Extracted data entries:
+--

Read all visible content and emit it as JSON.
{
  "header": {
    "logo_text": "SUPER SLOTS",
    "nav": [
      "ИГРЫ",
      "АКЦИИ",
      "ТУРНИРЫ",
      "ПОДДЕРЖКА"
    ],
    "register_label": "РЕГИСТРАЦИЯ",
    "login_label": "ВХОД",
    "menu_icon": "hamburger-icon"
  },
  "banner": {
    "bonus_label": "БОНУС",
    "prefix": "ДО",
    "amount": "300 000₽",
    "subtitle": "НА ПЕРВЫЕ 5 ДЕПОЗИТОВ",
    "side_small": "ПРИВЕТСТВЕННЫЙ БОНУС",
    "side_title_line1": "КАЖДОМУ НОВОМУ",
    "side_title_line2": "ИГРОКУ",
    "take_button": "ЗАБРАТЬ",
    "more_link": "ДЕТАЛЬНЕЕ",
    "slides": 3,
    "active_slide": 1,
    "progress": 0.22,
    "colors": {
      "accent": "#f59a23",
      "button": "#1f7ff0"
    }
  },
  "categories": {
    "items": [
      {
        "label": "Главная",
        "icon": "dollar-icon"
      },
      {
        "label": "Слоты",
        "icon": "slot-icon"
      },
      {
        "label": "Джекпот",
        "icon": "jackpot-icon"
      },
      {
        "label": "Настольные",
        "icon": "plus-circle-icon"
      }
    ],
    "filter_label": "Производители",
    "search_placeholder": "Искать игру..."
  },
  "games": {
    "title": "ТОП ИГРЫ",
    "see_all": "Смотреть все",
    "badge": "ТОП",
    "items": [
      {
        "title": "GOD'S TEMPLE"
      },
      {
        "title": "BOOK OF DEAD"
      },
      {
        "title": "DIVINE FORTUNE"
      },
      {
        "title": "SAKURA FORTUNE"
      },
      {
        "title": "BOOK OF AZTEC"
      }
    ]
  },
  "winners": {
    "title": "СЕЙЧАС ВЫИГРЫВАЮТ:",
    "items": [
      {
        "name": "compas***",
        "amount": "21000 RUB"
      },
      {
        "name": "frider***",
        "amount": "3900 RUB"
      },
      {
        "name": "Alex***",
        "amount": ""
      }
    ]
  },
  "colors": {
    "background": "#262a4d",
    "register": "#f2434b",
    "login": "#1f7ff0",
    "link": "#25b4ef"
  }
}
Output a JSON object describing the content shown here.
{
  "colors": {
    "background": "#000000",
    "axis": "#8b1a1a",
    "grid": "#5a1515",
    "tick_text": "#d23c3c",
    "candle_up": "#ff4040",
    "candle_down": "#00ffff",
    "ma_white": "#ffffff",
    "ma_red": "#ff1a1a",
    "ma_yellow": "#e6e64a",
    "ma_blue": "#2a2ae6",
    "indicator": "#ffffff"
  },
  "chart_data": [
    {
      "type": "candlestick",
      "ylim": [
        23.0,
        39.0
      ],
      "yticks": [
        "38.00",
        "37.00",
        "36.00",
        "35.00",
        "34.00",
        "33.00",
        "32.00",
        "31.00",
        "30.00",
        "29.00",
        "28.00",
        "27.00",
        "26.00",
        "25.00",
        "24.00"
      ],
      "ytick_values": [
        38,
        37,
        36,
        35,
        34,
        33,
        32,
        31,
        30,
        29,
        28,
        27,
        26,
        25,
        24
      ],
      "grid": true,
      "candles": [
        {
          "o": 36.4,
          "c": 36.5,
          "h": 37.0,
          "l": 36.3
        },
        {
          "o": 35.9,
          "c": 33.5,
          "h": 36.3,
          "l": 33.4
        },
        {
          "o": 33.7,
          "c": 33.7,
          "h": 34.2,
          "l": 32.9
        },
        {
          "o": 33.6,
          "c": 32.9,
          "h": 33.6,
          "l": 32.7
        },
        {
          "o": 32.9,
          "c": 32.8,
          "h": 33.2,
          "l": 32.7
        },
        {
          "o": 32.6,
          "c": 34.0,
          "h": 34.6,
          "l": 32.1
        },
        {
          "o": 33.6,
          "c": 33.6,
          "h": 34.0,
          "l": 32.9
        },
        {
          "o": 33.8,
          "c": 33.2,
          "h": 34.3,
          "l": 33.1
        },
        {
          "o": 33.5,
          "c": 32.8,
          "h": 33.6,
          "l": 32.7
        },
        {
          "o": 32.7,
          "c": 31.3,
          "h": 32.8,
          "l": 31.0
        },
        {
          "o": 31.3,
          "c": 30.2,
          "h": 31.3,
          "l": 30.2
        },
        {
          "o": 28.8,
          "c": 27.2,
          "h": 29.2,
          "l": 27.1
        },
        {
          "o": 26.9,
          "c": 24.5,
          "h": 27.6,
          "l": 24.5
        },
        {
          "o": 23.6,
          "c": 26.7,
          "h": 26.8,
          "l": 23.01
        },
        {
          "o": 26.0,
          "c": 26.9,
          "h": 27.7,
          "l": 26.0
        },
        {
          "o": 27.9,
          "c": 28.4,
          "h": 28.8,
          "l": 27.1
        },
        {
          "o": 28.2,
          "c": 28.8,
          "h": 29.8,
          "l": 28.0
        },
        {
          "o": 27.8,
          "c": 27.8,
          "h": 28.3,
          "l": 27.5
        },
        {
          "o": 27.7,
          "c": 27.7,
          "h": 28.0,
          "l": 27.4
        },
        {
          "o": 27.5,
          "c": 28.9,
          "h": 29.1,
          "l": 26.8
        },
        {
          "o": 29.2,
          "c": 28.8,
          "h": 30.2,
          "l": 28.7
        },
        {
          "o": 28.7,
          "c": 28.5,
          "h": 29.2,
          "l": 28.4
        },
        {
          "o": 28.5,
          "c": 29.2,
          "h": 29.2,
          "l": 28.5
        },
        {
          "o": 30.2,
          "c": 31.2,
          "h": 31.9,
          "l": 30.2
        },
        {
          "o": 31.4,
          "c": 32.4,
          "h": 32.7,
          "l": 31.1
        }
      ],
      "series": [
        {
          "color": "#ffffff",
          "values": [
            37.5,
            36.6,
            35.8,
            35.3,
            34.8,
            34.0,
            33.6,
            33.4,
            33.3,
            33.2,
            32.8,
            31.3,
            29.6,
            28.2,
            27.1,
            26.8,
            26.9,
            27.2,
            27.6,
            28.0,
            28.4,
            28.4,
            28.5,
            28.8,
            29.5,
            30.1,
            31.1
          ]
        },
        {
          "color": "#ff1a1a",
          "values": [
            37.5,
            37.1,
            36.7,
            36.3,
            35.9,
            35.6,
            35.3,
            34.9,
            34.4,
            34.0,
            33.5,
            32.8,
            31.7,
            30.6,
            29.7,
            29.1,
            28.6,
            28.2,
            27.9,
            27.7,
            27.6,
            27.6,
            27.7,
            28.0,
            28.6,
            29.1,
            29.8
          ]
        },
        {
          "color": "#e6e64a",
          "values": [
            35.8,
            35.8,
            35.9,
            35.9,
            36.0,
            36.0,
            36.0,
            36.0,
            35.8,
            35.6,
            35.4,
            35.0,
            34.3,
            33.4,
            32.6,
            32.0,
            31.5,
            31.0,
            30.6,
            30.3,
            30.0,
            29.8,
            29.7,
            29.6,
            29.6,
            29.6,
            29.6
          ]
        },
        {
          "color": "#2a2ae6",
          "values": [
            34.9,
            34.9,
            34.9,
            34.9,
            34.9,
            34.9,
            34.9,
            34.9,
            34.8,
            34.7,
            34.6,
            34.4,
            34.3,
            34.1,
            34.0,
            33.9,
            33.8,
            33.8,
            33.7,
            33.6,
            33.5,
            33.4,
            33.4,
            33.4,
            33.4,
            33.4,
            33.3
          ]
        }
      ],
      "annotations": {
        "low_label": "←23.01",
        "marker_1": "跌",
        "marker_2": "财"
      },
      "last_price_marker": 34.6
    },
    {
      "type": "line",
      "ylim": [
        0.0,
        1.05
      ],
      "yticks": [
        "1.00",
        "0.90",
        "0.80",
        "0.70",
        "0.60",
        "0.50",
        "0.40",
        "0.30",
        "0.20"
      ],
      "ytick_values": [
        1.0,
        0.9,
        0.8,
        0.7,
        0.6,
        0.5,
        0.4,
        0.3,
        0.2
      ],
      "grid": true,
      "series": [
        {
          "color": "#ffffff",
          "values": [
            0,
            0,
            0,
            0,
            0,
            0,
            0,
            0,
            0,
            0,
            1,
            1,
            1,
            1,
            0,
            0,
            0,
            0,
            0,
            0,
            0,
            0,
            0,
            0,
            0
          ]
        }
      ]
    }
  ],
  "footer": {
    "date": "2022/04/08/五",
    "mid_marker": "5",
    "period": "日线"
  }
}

+--

_Task description_: List each line holding the string "background".

_Answer to this task_:
    "background": "#262a4d",
    "background": "#000000",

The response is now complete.